= Challenge =
Using the listing beneath this task, count the lines with the word "xlabel" and write only the result.

[Dataset items]
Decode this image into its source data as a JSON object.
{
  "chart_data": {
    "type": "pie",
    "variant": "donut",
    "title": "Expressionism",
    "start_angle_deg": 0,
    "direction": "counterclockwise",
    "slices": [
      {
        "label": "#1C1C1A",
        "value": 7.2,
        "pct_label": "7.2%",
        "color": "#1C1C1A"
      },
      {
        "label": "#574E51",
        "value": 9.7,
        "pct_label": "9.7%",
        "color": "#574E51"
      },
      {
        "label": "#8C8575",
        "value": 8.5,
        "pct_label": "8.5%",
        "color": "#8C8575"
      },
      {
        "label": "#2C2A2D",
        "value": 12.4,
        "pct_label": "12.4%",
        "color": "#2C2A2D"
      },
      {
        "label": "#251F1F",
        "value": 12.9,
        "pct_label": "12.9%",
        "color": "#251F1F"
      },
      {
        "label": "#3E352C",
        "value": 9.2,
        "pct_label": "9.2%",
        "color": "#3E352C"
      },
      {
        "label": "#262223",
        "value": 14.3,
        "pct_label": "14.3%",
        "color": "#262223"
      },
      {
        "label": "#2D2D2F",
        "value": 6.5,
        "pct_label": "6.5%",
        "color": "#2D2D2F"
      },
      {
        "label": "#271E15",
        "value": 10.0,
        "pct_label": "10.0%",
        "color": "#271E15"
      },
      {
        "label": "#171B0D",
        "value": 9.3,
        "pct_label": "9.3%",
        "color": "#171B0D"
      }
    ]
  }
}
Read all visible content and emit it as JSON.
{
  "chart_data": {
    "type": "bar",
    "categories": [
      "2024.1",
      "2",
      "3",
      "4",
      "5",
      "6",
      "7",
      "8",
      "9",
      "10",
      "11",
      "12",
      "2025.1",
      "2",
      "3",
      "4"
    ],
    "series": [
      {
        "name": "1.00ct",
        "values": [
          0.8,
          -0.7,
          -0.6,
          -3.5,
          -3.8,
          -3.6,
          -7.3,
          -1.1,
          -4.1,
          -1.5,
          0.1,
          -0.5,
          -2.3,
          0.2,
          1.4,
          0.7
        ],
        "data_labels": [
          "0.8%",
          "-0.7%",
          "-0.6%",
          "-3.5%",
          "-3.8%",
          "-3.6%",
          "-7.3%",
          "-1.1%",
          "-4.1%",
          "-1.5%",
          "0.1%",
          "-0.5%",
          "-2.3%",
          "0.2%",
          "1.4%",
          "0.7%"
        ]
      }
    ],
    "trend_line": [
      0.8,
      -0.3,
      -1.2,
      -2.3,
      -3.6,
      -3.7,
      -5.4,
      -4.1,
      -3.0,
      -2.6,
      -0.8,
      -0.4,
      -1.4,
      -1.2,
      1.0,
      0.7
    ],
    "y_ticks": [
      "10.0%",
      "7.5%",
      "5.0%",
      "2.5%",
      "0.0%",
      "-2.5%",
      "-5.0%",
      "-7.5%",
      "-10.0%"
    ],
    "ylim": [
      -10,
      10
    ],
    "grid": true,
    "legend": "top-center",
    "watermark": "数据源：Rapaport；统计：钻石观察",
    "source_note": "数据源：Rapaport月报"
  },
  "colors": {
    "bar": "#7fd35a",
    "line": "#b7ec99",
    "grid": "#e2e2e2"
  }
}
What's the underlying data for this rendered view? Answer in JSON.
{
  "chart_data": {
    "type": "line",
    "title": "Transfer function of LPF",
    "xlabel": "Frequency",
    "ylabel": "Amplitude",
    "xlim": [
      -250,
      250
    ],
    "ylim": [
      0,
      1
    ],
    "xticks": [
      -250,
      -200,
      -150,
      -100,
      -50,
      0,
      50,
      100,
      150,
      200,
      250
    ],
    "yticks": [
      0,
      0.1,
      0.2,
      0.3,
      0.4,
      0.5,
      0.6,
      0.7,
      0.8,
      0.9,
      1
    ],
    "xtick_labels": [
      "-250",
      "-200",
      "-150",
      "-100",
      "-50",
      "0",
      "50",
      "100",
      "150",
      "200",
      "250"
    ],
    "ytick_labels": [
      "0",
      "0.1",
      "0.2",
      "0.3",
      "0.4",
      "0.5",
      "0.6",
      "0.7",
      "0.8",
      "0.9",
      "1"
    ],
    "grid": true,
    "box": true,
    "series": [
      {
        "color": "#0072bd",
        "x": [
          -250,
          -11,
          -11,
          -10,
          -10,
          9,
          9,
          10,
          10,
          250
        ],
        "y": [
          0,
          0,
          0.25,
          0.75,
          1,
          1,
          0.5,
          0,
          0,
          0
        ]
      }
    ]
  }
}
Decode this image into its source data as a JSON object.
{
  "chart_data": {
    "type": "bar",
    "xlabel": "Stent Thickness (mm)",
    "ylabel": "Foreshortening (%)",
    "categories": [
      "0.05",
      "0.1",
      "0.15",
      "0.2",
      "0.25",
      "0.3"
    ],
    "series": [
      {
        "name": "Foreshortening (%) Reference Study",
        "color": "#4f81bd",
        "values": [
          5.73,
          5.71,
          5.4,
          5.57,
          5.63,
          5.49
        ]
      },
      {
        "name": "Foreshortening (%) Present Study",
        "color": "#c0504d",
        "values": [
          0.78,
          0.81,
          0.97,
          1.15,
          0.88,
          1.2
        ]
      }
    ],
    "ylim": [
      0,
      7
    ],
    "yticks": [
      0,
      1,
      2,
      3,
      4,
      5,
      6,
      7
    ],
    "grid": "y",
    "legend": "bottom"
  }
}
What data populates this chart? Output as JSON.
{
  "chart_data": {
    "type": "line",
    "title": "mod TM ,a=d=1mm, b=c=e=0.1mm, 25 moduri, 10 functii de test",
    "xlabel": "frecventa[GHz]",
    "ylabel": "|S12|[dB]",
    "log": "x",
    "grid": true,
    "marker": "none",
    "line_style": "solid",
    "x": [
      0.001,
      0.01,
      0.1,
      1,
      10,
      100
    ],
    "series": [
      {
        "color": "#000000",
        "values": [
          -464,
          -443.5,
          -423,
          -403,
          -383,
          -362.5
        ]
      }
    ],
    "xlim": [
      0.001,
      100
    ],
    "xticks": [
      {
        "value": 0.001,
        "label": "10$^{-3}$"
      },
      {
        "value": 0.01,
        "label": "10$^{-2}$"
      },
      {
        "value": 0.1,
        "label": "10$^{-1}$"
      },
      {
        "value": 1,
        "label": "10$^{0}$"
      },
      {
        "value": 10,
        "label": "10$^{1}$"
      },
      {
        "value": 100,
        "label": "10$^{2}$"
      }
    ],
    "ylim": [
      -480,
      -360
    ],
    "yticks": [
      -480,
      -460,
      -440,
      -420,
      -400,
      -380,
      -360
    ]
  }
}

= Complete output =
3